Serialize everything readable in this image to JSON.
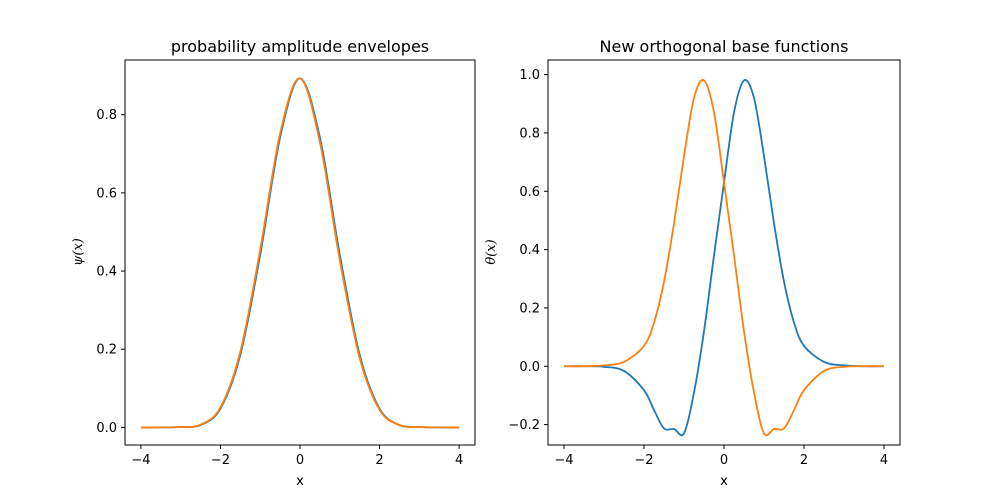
{
  "chart_data": [
    {
      "type": "line",
      "title": "probability amplitude envelopes",
      "xlabel": "x",
      "ylabel": "ψ(x)",
      "xlim": [
        -4.4,
        4.4
      ],
      "ylim": [
        -0.045,
        0.94
      ],
      "xticks": [
        "−4",
        "−2",
        "0",
        "2",
        "4"
      ],
      "xtick_values": [
        -4,
        -2,
        0,
        2,
        4
      ],
      "yticks": [
        "0.0",
        "0.2",
        "0.4",
        "0.6",
        "0.8"
      ],
      "ytick_values": [
        0.0,
        0.2,
        0.4,
        0.6,
        0.8
      ],
      "grid": false,
      "x": [
        -4.0,
        -3.5,
        -3.0,
        -2.5,
        -2.0,
        -1.5,
        -1.0,
        -0.5,
        0.0,
        0.5,
        1.0,
        1.5,
        2.0,
        2.5,
        3.0,
        3.5,
        4.0
      ],
      "series": [
        {
          "color": "#1f77b4",
          "values": [
            0.0,
            0.0,
            0.001,
            0.006,
            0.048,
            0.186,
            0.442,
            0.742,
            0.893,
            0.742,
            0.442,
            0.186,
            0.048,
            0.006,
            0.001,
            0.0,
            0.0
          ]
        },
        {
          "color": "#ff7f0e",
          "values": [
            0.0,
            0.0,
            0.001,
            0.007,
            0.051,
            0.194,
            0.455,
            0.752,
            0.893,
            0.73,
            0.428,
            0.178,
            0.045,
            0.006,
            0.001,
            0.0,
            0.0
          ]
        }
      ]
    },
    {
      "type": "line",
      "title": "New orthogonal base functions",
      "xlabel": "x",
      "ylabel": "θ(x)",
      "xlim": [
        -4.4,
        4.4
      ],
      "ylim": [
        -0.27,
        1.05
      ],
      "xticks": [
        "−4",
        "−2",
        "0",
        "2",
        "4"
      ],
      "xtick_values": [
        -4,
        -2,
        0,
        2,
        4
      ],
      "yticks": [
        "−0.2",
        "0.0",
        "0.2",
        "0.4",
        "0.6",
        "0.8",
        "1.0"
      ],
      "ytick_values": [
        -0.2,
        0.0,
        0.2,
        0.4,
        0.6,
        0.8,
        1.0
      ],
      "grid": false,
      "x": [
        -4.0,
        -3.5,
        -3.0,
        -2.5,
        -2.0,
        -1.75,
        -1.5,
        -1.25,
        -1.0,
        -0.75,
        -0.5,
        -0.25,
        0.0,
        0.25,
        0.5,
        0.75,
        1.0,
        1.25,
        1.5,
        1.75,
        2.0,
        2.5,
        3.0,
        3.5,
        4.0
      ],
      "series": [
        {
          "color": "#1f77b4",
          "values": [
            0.0,
            0.0,
            -0.002,
            -0.016,
            -0.082,
            -0.15,
            -0.213,
            -0.215,
            -0.23,
            -0.09,
            0.12,
            0.38,
            0.63,
            0.87,
            0.98,
            0.92,
            0.72,
            0.49,
            0.29,
            0.15,
            0.07,
            0.015,
            0.003,
            0.0,
            0.0
          ]
        },
        {
          "color": "#ff7f0e",
          "values": [
            0.0,
            0.0,
            0.003,
            0.015,
            0.07,
            0.15,
            0.29,
            0.49,
            0.72,
            0.92,
            0.98,
            0.87,
            0.63,
            0.38,
            0.12,
            -0.09,
            -0.23,
            -0.215,
            -0.213,
            -0.15,
            -0.082,
            -0.016,
            -0.002,
            0.0,
            0.0
          ]
        }
      ]
    }
  ]
}
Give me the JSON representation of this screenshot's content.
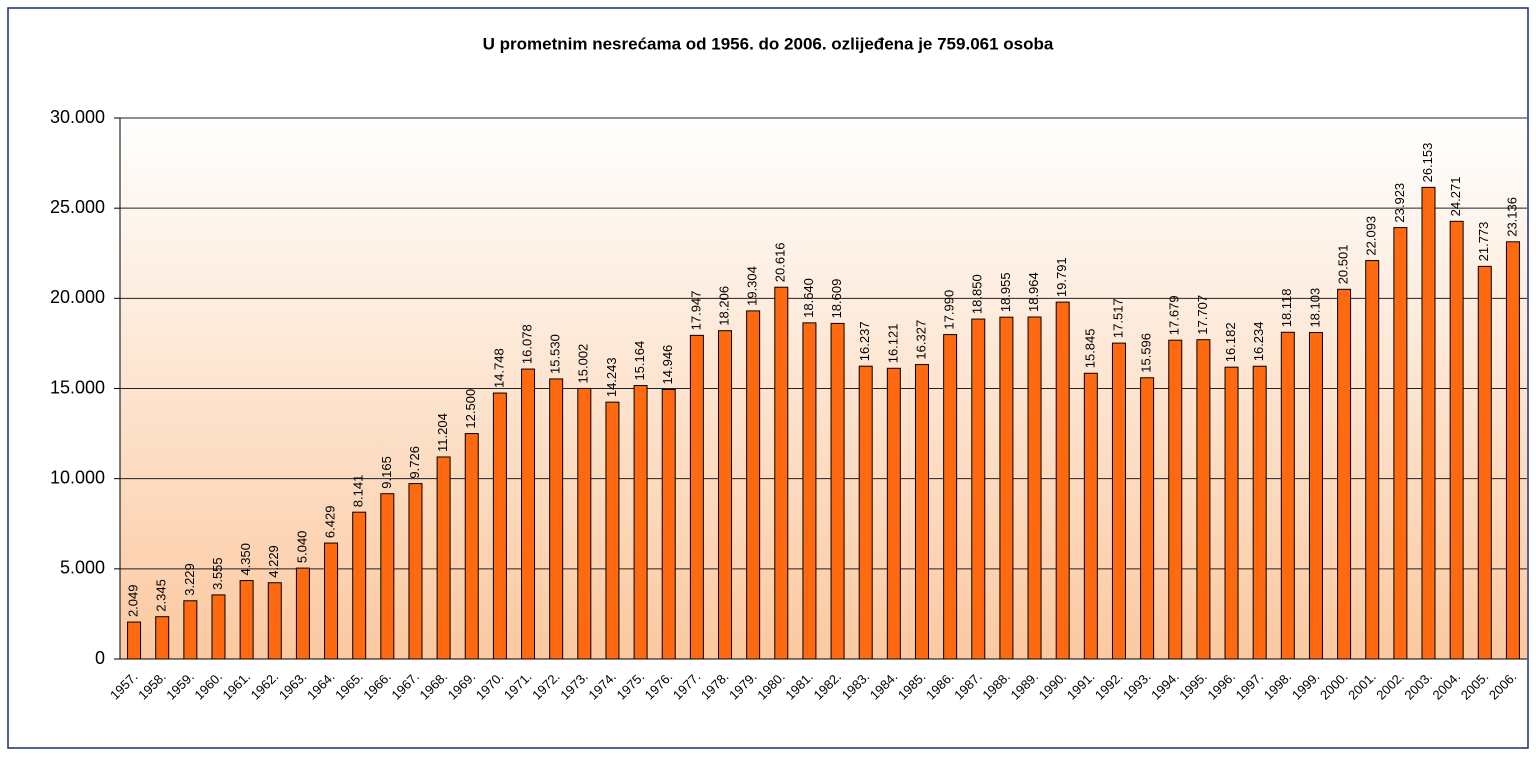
{
  "chart_data": {
    "type": "bar",
    "title": "U prometnim nesrećama od 1956. do 2006. ozlijeđena je 759.061 osoba",
    "categories": [
      "1957.",
      "1958.",
      "1959.",
      "1960.",
      "1961.",
      "1962.",
      "1963.",
      "1964.",
      "1965.",
      "1966.",
      "1967.",
      "1968.",
      "1969.",
      "1970.",
      "1971.",
      "1972.",
      "1973.",
      "1974.",
      "1975.",
      "1976.",
      "1977.",
      "1978.",
      "1979.",
      "1980.",
      "1981.",
      "1982.",
      "1983.",
      "1984.",
      "1985.",
      "1986.",
      "1987.",
      "1988.",
      "1989.",
      "1990.",
      "1991.",
      "1992.",
      "1993.",
      "1994.",
      "1995.",
      "1996.",
      "1997.",
      "1998.",
      "1999.",
      "2000.",
      "2001.",
      "2002.",
      "2003.",
      "2004.",
      "2005.",
      "2006."
    ],
    "values": [
      2049,
      2345,
      3229,
      3555,
      4350,
      4229,
      5040,
      6429,
      8141,
      9165,
      9726,
      11204,
      12500,
      14748,
      16078,
      15530,
      15002,
      14243,
      15164,
      14946,
      17947,
      18206,
      19304,
      20616,
      18640,
      18609,
      16237,
      16121,
      16327,
      17990,
      18850,
      18955,
      18964,
      19791,
      15845,
      17517,
      15596,
      17679,
      17707,
      16182,
      16234,
      18118,
      18103,
      20501,
      22093,
      23923,
      26153,
      24271,
      21773,
      23136
    ],
    "value_labels": [
      "2.049",
      "2.345",
      "3.229",
      "3.555",
      "4.350",
      "4.229",
      "5.040",
      "6.429",
      "8.141",
      "9.165",
      "9.726",
      "11.204",
      "12.500",
      "14.748",
      "16.078",
      "15.530",
      "15.002",
      "14.243",
      "15.164",
      "14.946",
      "17.947",
      "18.206",
      "19.304",
      "20.616",
      "18.640",
      "18.609",
      "16.237",
      "16.121",
      "16.327",
      "17.990",
      "18.850",
      "18.955",
      "18.964",
      "19.791",
      "15.845",
      "17.517",
      "15.596",
      "17.679",
      "17.707",
      "16.182",
      "16.234",
      "18.118",
      "18.103",
      "20.501",
      "22.093",
      "23.923",
      "26.153",
      "24.271",
      "21.773",
      "23.136"
    ],
    "color": "#ff6a10",
    "ylim": [
      0,
      30000
    ],
    "yticks": [
      0,
      {
        "value": 5000,
        "label": "5.000"
      },
      {
        "value": 10000,
        "label": "10.000"
      },
      {
        "value": 15000,
        "label": "15.000"
      },
      {
        "value": 20000,
        "label": "20.000"
      },
      {
        "value": 25000,
        "label": "25.000"
      },
      {
        "value": 30000,
        "label": "30.000"
      }
    ],
    "grid": true
  }
}
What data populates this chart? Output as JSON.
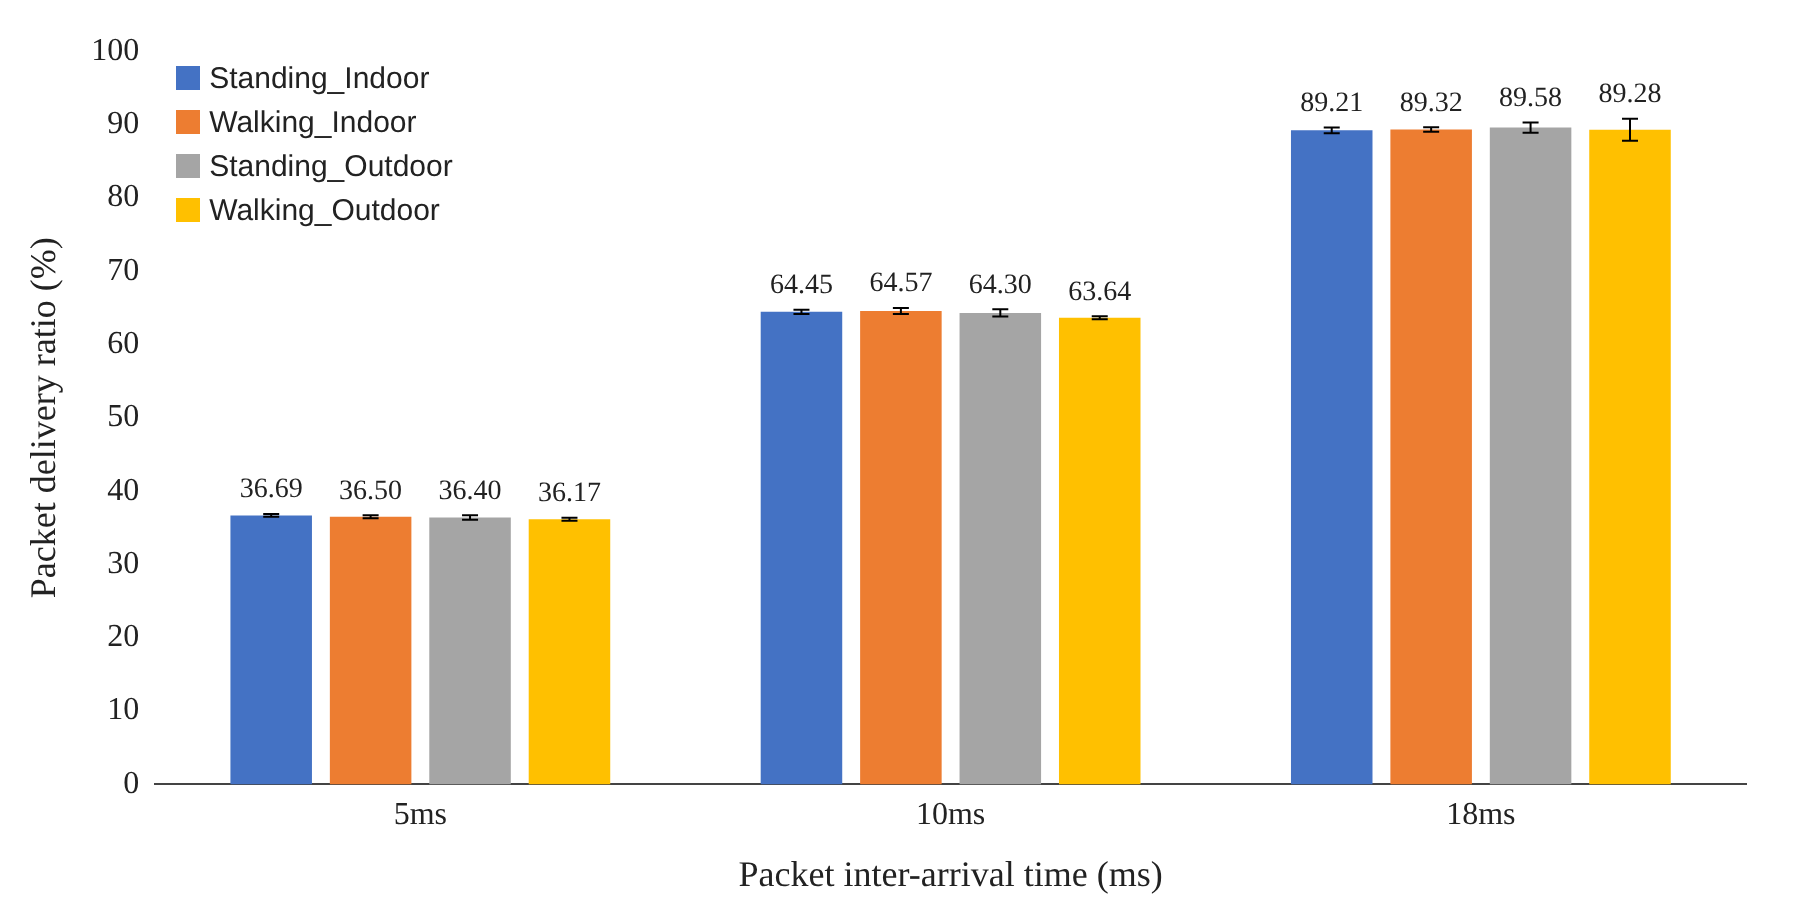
{
  "chart_data": {
    "type": "bar",
    "xlabel": "Packet inter-arrival time (ms)",
    "ylabel": "Packet delivery ratio (%)",
    "categories": [
      "5ms",
      "10ms",
      "18ms"
    ],
    "series": [
      {
        "name": "Standing_Indoor",
        "color": "#4472c4",
        "values": [
          36.69,
          64.45,
          89.21
        ],
        "errors": [
          0.2,
          0.3,
          0.4
        ],
        "value_labels": [
          "36.69",
          "64.45",
          "89.21"
        ]
      },
      {
        "name": "Walking_Indoor",
        "color": "#ed7d31",
        "values": [
          36.5,
          64.57,
          89.32
        ],
        "errors": [
          0.2,
          0.4,
          0.3
        ],
        "value_labels": [
          "36.50",
          "64.57",
          "89.32"
        ]
      },
      {
        "name": "Standing_Outdoor",
        "color": "#a5a5a5",
        "values": [
          36.4,
          64.3,
          89.58
        ],
        "errors": [
          0.3,
          0.5,
          0.7
        ],
        "value_labels": [
          "36.40",
          "64.30",
          "89.58"
        ]
      },
      {
        "name": "Walking_Outdoor",
        "color": "#ffc000",
        "values": [
          36.17,
          63.64,
          89.28
        ],
        "errors": [
          0.2,
          0.2,
          1.5
        ],
        "value_labels": [
          "36.17",
          "63.64",
          "89.28"
        ]
      }
    ],
    "ylim": [
      0,
      100
    ],
    "yticks": [
      0,
      10,
      20,
      30,
      40,
      50,
      60,
      70,
      80,
      90,
      100
    ],
    "grid": false,
    "legend": "top left"
  }
}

◇ ◇ ◇

- [EXERCISE TASK] What is the number of lines above that contain the string "JSON"? Answer with the number alone.

- [OUTPUT OF THE TASK] 3